AIM OF THE EXERCISE: Copy the discussion about Woolworth's lunch counters word for word, from "It was in business" to "Chicago as well .".

DOCUMENT SECTION:
-*-*-
F. W. Woolworth Company had the same racist lunch counters, including a very infamous one:

Greensboro sit-in

On February 1, 1960, four black students sat down at a segregated lunch counter in a Greensboro, North Carolina, Woolworth's store. They were refused service, touching off six months of sit-ins and economic boycotts that became a landmark event in the U.S. civil-rights movement. In 1993, an eight-foot section of the lunch counter was moved to the Smithsonian Institution and the store site now contains a civil rights museum, which had its grand opening on Monday, February 1, 2010, the 50th anniversary of the beginning of the sit-ins.


After a few years of violent stupidity, public demand for racist lunch counters ebbed and by Woolworth’s 100th anniversary in 1979, it had become the largest department store chain in the world, according to the Guinness Book of World Records. After Wal-Mart eventually bought all of it's Canadian stores, it diversified several times and is now in the form of Foot Locker, Inc..

There were two lunch counters in my neighborhood on the south side. One was in the Woolworth and the other was in the Wallgreens. They were both (lunch counters only) closed entirely by 1968. I don't know about Wallgreens, but Woolworth was a national chain, with stores in Canada too. Unlike Kress.
 
Sorry, are you going to give examples of companies that went out of business, and not 15, 20 years later. Or not Wallgreens eliminating their lunch counter, since Wallgreens is around still. It hurt many,for sure, as you said, yet examples you give are inner city schools and a company that lasted until the 80s. Solid!
 
The company did not last past 1964, but nice try. It's like saying AT&T is still around - it's a brand name acquired by another company, Cingular. The original AT&T was broken up as a monopoly, and the surviving business went bankrupt and was sold off in pieces.
 
but if people refused to go there because they served blacks, even if it was just acquired for the name, how was it in business for another 15 years? With your argument, nobody would acquire it, because nobody would want to go there, and the company would go bankrupt. You gave one lousy example to support a wild claim. good job.
 
but if people refused to go there because they served blacks, even if it was just acquired for the name, how was it in business for another 15 years? With your argument, nobody would acquire it, because nobody would want to go there, and the company would go bankrupt. You gave one lousy example to support a wild claim. good job.

It was in business in the same sense AT&T was after it was acquired by Cingular. All of it's stores and lunch counters were closed in 1964. The company that bought them out opened new stores under the name, but in The suburban shopping malls.
 
So you have no good examples to support your initial claim. Got it.
 
So you have no good examples to support your initial claim. Got it.

I gave several, including schools and downtown Chicago as well .

Just because you insist on denying the facts doesn't make them less facts.
 
Several examples of places that went out of businesses, and your examples are walgreens and woolworths. False. Schools that still exist. And then a place that was bought and moved. So by that poor definition, the Blazers are no longer in business, because they were sold, and moved to the Rose Garden. I am not denying facts at all. You stated something, and have yet to back it up with an example that illustrates your initial point.
 
Several examples of places that went out of businesses, and your examples are walgreens and woolworths. False. Schools that still exist. And then a place that was bought and moved. So by that poor definition, the Blazers are no longer in business, because they were sold, and moved to the Rose Garden. I am not denying facts at all. You stated something, and have yet to back it up with an example that illustrates your initial point.
-*-*-
(Part of a data file)
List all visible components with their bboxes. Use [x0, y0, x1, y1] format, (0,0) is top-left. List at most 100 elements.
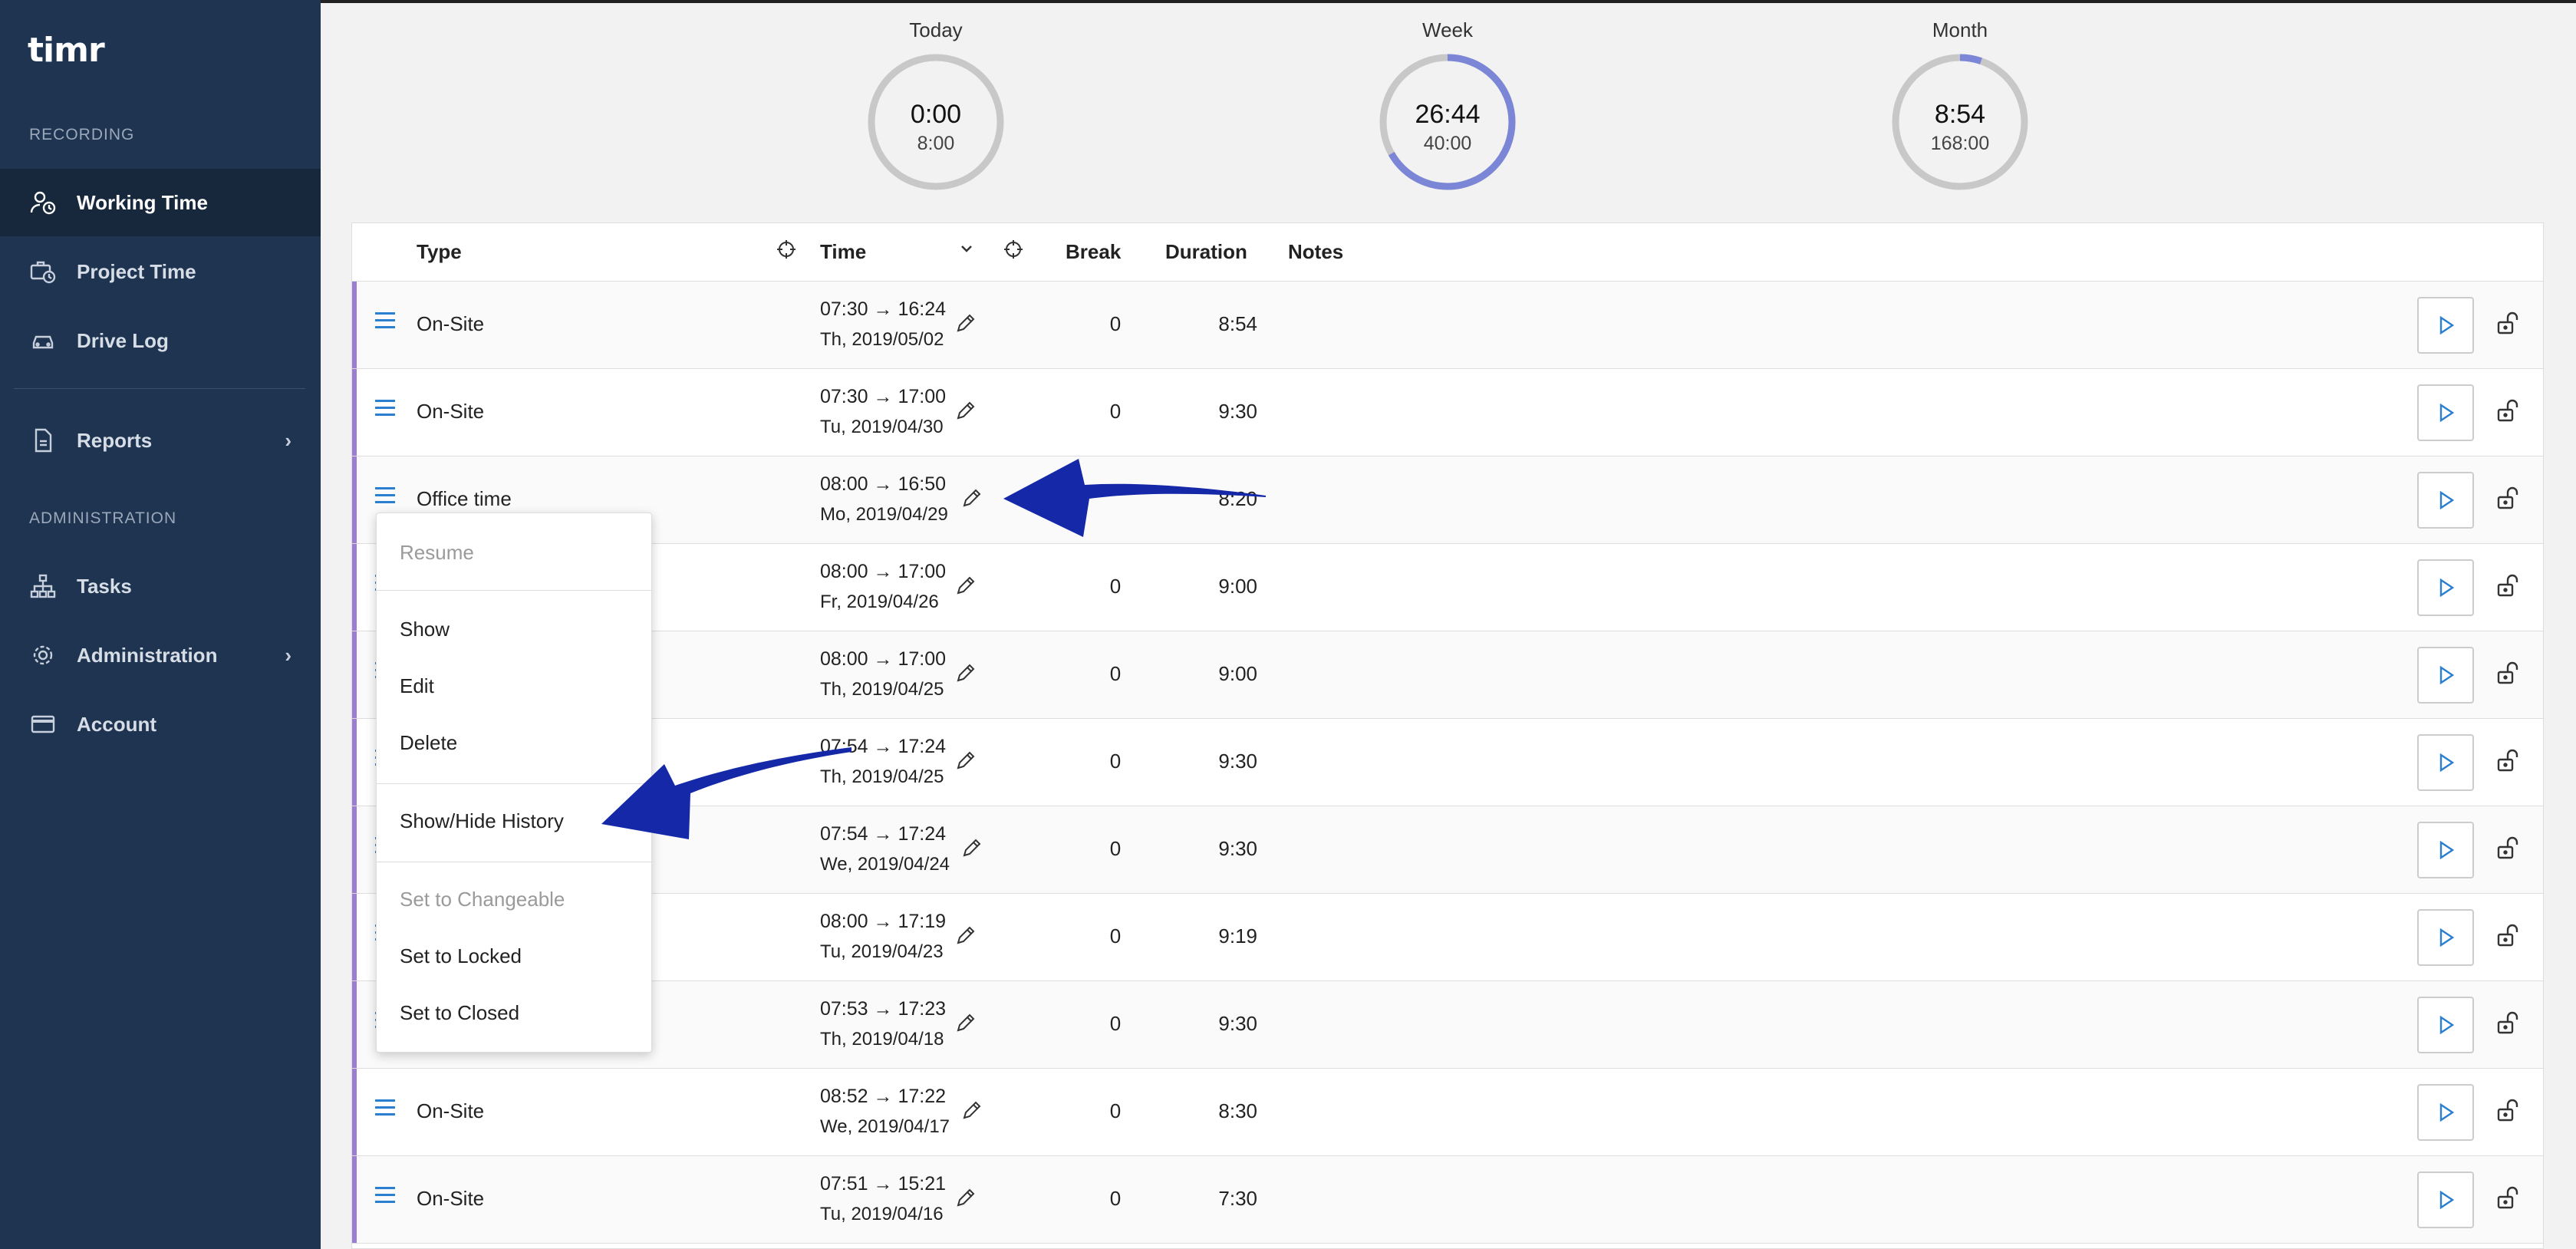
row-context-menu: Resume Show Edit Delete Show/Hide Histor…: [376, 512, 652, 1053]
column-header-time[interactable]: Time: [820, 240, 866, 264]
sidebar-item-label: Administration: [77, 643, 218, 667]
row-time-range: 07:54 → 17:24: [820, 736, 947, 757]
menu-item-delete[interactable]: Delete: [400, 731, 457, 755]
row-duration: 9:30: [1218, 750, 1257, 773]
table-row[interactable]: 08:00 → 17:00 Th, 2019/04/25 0 9:00: [352, 631, 2543, 719]
play-button[interactable]: [2417, 472, 2474, 529]
row-break: 0: [1109, 924, 1122, 947]
menu-item-set-closed[interactable]: Set to Closed: [400, 1001, 519, 1025]
column-header-type[interactable]: Type: [417, 240, 462, 264]
pencil-edit-icon[interactable]: [955, 312, 977, 339]
unlock-icon[interactable]: [2495, 573, 2522, 599]
hamburger-menu-icon[interactable]: [375, 487, 395, 507]
play-button[interactable]: [2417, 734, 2474, 791]
play-button[interactable]: [2417, 909, 2474, 966]
unlock-icon[interactable]: [2495, 311, 2522, 337]
play-button[interactable]: [2417, 297, 2474, 354]
play-button[interactable]: [2417, 1084, 2474, 1141]
row-date: Mo, 2019/04/29: [820, 504, 948, 525]
menu-item-show[interactable]: Show: [400, 618, 450, 641]
table-row[interactable]: On-Site 07:30 → 17:00 Tu, 2019/04/30 0 9…: [352, 369, 2543, 456]
pencil-edit-icon[interactable]: [955, 575, 977, 601]
table-row[interactable]: On-Site 08:52 → 17:22 We, 2019/04/17 0 8…: [352, 1069, 2543, 1156]
row-accent: [352, 1156, 357, 1243]
menu-item-set-locked[interactable]: Set to Locked: [400, 944, 522, 968]
table-row[interactable]: On-Site 07:30 → 16:24 Th, 2019/05/02 0 8…: [352, 282, 2543, 369]
play-button[interactable]: [2417, 384, 2474, 441]
row-accent: [352, 282, 357, 368]
unlock-icon[interactable]: [2495, 486, 2522, 512]
sidebar-item-project-time[interactable]: Project Time: [0, 238, 321, 305]
play-icon: [2439, 840, 2455, 860]
row-date: Th, 2019/04/25: [820, 766, 944, 787]
row-break: 0: [1109, 662, 1122, 685]
sidebar-item-drive-log[interactable]: Drive Log: [0, 307, 321, 374]
row-break: 0: [1109, 1012, 1122, 1035]
play-button[interactable]: [2417, 822, 2474, 878]
play-button[interactable]: [2417, 647, 2474, 704]
pencil-edit-icon[interactable]: [961, 1099, 983, 1126]
column-header-notes[interactable]: Notes: [1288, 240, 1343, 264]
user-clock-icon: [29, 189, 57, 216]
column-header-duration[interactable]: Duration: [1165, 240, 1247, 264]
hamburger-menu-icon[interactable]: [375, 400, 395, 420]
chevron-right-icon: ›: [285, 643, 292, 667]
pencil-edit-icon[interactable]: [961, 837, 983, 864]
sidebar-item-administration[interactable]: Administration ›: [0, 621, 321, 689]
pencil-edit-icon[interactable]: [961, 487, 983, 514]
hamburger-menu-icon[interactable]: [375, 1099, 395, 1119]
row-duration: 9:00: [1218, 575, 1257, 598]
crosshair-icon[interactable]: [1003, 239, 1024, 265]
pencil-edit-icon[interactable]: [955, 1012, 977, 1039]
pencil-edit-icon[interactable]: [955, 750, 977, 776]
sidebar-item-account[interactable]: Account: [0, 690, 321, 758]
row-date: Th, 2019/05/02: [820, 329, 944, 350]
hamburger-menu-icon[interactable]: [375, 312, 395, 332]
pencil-edit-icon[interactable]: [955, 662, 977, 689]
unlock-icon[interactable]: [2495, 661, 2522, 687]
table-row[interactable]: On-Site 07:51 → 15:21 Tu, 2019/04/16 0 7…: [352, 1156, 2543, 1244]
play-icon: [2439, 1190, 2455, 1210]
gauge-value: 26:44: [1415, 100, 1481, 129]
menu-item-show-hide-history[interactable]: Show/Hide History: [400, 809, 564, 833]
unlock-icon[interactable]: [2495, 1098, 2522, 1124]
unlock-icon[interactable]: [2495, 748, 2522, 774]
table-row[interactable]: 07:54 → 17:24 We, 2019/04/24 0 9:30: [352, 806, 2543, 894]
row-time-range: 08:00 → 17:00: [820, 561, 947, 582]
pencil-edit-icon[interactable]: [955, 924, 977, 951]
row-date: Th, 2019/04/18: [820, 1029, 944, 1050]
row-accent: [352, 369, 357, 456]
row-accent: [352, 631, 357, 718]
sidebar-item-working-time[interactable]: Working Time: [0, 169, 321, 236]
play-button[interactable]: [2417, 997, 2474, 1053]
row-type: Office time: [417, 487, 512, 510]
pencil-edit-icon[interactable]: [955, 1187, 977, 1214]
column-header-break[interactable]: Break: [1066, 240, 1121, 264]
row-time-range: 08:00 → 17:19: [820, 911, 947, 932]
unlock-icon[interactable]: [2495, 923, 2522, 949]
play-icon: [2439, 1015, 2455, 1035]
table-row[interactable]: 07:53 → 17:23 Th, 2019/04/18 0 9:30: [352, 981, 2543, 1069]
menu-item-edit[interactable]: Edit: [400, 674, 434, 698]
sidebar-item-reports[interactable]: Reports ›: [0, 407, 321, 474]
play-button[interactable]: [2417, 1172, 2474, 1228]
gauge-label: Month: [1932, 18, 1988, 41]
table-row[interactable]: 08:00 → 17:19 Tu, 2019/04/23 0 9:19: [352, 894, 2543, 981]
sidebar-item-tasks[interactable]: Tasks: [0, 552, 321, 620]
unlock-icon[interactable]: [2495, 835, 2522, 862]
hamburger-menu-icon[interactable]: [375, 1187, 395, 1207]
unlock-icon[interactable]: [2495, 1185, 2522, 1211]
gauge-label: Week: [1422, 18, 1473, 41]
timr-logo[interactable]: timr: [28, 31, 105, 70]
play-button[interactable]: [2417, 559, 2474, 616]
table-row[interactable]: Office time 08:00 → 16:50 Mo, 2019/04/29…: [352, 456, 2543, 544]
row-duration: 7:30: [1218, 1187, 1257, 1210]
table-row[interactable]: 08:00 → 17:00 Fr, 2019/04/26 0 9:00: [352, 544, 2543, 631]
unlock-icon[interactable]: [2495, 398, 2522, 424]
pencil-edit-icon[interactable]: [955, 400, 977, 427]
chevron-down-icon[interactable]: [958, 239, 975, 262]
row-accent: [352, 456, 357, 543]
crosshair-icon[interactable]: [776, 239, 797, 265]
unlock-icon[interactable]: [2495, 1010, 2522, 1036]
table-row[interactable]: 07:54 → 17:24 Th, 2019/04/25 0 9:30: [352, 719, 2543, 806]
-*-*-
THE REPLY:
It was in business in the same sense AT&T was after it was acquired by Cingular. All of it's stores and lunch counters were closed in 1964. The company that bought them out opened new stores under the name, but in The suburban shopping malls.
 
So you have no good examples to support your initial claim. Got it.
 
So you have no good examples to support your initial claim. Got it.

I gave several, including schools and downtown Chicago as well .